● **Stored data**:
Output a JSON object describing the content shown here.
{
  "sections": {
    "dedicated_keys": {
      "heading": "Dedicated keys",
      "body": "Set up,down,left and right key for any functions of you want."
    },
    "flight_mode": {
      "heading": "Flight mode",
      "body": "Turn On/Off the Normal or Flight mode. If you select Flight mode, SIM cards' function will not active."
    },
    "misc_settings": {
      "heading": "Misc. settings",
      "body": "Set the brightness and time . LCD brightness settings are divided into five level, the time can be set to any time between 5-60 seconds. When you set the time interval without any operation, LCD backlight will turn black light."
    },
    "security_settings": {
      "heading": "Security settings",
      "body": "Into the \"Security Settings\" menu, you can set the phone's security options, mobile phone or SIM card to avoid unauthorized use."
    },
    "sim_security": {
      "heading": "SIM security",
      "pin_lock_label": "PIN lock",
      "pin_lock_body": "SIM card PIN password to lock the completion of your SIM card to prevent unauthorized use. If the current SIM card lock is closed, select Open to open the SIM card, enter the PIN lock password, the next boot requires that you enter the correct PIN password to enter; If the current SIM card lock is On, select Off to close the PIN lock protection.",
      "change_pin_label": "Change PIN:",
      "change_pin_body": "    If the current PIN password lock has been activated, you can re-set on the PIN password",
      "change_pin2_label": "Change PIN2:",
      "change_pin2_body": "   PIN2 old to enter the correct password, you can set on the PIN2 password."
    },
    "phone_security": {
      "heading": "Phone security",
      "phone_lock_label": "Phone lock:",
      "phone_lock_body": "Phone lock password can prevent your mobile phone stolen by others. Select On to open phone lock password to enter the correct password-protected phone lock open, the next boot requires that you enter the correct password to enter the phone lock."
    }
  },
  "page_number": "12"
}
* * *
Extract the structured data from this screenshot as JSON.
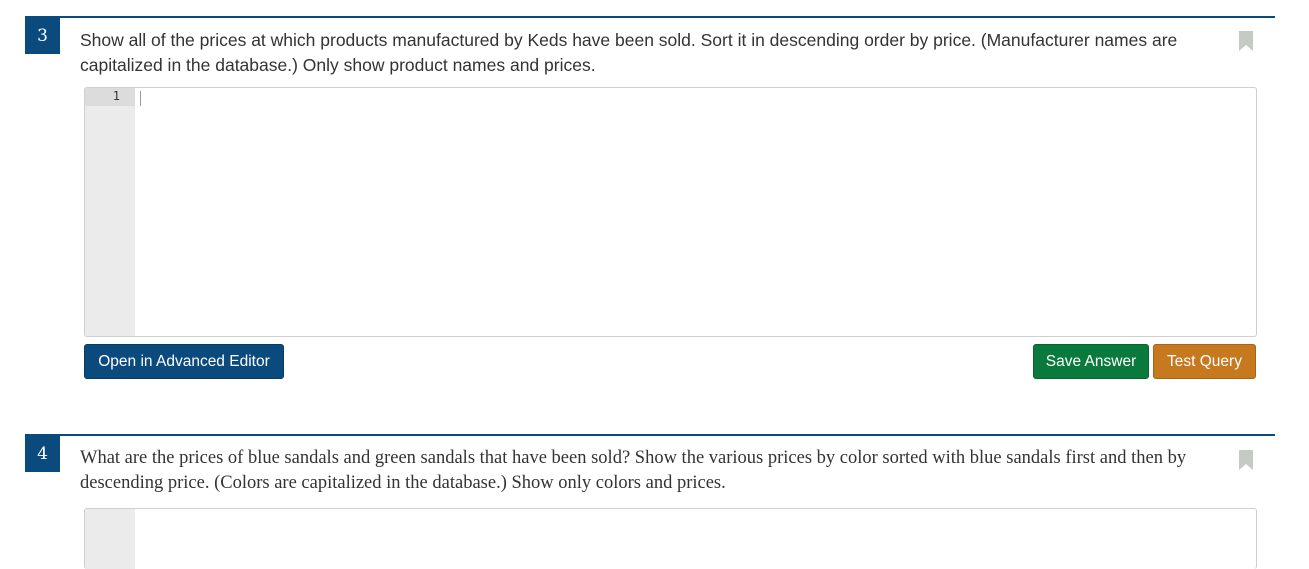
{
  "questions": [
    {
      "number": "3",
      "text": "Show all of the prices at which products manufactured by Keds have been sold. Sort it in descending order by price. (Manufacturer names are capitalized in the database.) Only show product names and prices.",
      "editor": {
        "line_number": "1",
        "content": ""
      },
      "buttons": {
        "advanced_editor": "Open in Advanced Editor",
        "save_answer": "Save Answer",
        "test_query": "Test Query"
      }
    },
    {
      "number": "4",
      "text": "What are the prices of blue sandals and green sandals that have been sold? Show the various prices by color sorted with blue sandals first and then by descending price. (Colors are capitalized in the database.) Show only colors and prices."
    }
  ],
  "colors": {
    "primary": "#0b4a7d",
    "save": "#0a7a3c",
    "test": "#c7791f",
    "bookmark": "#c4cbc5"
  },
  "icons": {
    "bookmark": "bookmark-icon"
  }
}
--
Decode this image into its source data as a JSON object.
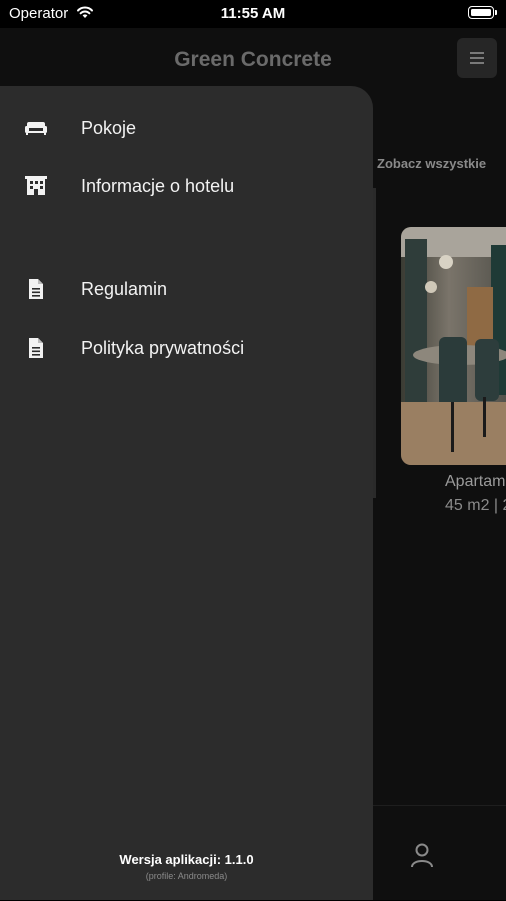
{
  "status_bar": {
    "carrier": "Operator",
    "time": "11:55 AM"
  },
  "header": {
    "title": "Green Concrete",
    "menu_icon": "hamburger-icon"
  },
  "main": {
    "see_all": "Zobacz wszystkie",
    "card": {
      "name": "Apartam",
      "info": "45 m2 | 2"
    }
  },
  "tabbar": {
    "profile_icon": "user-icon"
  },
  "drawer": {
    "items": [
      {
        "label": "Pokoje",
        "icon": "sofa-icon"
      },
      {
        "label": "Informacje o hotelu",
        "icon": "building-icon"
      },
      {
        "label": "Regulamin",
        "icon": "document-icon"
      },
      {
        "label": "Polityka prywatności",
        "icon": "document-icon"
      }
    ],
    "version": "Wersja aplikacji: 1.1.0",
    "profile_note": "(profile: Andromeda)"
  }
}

● **Aim of the exercise**: Which lines hold the word "JSON"? Copy every one of them.

● **Correct output**:
Output a JSON object describing the content shown here.
Extract the structured data from this screenshot as JSON.
Decode this image into its source data as a JSON object.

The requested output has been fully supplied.